* Your goal
Reply only with how many lines contain the word "username".

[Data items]
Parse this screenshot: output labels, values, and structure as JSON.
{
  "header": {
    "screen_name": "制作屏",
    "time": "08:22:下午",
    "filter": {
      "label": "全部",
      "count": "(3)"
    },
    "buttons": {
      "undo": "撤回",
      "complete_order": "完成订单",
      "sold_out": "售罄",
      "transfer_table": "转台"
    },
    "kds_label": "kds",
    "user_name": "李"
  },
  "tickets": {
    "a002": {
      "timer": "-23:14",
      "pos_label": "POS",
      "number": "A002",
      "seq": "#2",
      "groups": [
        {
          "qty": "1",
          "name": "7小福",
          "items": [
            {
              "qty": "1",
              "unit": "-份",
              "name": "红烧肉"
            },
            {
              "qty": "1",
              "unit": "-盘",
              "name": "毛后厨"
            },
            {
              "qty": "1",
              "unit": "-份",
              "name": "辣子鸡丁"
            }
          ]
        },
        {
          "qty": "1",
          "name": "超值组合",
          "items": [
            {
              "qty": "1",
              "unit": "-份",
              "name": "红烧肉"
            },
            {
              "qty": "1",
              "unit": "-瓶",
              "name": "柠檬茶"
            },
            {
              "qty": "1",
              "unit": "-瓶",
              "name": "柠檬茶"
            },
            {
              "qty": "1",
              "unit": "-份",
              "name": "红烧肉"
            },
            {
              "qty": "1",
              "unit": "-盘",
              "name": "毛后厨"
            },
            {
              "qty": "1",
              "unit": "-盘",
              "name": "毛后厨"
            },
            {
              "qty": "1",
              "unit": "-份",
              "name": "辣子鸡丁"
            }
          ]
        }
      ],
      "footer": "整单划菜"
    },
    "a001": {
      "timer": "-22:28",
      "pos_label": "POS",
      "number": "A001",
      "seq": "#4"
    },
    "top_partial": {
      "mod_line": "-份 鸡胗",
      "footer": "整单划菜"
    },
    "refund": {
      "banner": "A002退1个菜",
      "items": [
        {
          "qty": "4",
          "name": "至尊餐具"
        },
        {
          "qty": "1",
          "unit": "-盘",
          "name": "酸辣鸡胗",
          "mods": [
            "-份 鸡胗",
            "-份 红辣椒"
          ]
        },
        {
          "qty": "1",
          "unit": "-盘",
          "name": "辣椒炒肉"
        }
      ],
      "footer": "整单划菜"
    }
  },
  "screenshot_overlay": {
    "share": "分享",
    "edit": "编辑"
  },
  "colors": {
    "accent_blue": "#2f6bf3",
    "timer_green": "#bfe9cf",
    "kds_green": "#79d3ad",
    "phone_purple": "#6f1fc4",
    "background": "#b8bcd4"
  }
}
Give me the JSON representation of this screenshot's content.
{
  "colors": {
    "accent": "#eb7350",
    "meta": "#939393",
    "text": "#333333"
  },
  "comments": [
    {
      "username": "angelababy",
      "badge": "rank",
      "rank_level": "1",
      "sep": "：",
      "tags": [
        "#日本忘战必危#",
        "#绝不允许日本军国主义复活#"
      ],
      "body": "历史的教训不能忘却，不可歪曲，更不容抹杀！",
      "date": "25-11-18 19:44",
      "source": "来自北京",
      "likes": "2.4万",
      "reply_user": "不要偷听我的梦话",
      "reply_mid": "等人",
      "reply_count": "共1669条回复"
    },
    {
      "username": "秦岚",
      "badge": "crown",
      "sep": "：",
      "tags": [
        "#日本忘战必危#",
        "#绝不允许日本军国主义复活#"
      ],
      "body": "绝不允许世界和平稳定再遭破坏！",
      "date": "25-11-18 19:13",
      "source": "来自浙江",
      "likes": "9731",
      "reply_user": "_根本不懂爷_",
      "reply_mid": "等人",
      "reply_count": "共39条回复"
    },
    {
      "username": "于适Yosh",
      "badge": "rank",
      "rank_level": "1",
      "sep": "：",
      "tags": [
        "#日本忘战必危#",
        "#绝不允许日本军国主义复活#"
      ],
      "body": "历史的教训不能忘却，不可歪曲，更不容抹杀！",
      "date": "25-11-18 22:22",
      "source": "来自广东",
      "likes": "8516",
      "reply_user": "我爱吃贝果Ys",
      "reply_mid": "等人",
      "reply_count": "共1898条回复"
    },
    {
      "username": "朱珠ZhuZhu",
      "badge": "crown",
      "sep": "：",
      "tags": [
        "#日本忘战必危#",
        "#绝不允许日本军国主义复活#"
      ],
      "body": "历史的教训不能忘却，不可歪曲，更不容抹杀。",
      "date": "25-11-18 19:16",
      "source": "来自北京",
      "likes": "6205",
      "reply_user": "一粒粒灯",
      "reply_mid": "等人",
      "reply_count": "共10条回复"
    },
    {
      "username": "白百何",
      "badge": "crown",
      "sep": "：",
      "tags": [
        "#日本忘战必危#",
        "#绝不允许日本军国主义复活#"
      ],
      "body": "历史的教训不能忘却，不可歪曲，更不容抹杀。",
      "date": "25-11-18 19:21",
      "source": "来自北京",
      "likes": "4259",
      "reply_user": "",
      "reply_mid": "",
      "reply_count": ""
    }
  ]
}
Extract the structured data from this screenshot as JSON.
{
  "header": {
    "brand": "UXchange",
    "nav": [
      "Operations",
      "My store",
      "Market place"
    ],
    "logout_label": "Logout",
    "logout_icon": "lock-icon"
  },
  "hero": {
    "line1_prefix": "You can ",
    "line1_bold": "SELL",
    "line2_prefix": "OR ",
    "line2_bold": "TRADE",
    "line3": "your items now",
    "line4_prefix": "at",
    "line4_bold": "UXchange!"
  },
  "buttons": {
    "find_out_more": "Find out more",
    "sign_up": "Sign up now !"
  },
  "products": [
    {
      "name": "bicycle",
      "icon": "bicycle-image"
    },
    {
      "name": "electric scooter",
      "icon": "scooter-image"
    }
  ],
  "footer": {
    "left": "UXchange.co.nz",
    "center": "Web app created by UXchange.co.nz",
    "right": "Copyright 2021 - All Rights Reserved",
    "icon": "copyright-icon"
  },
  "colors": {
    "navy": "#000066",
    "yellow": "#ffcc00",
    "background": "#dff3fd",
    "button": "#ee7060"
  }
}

* Expected output
5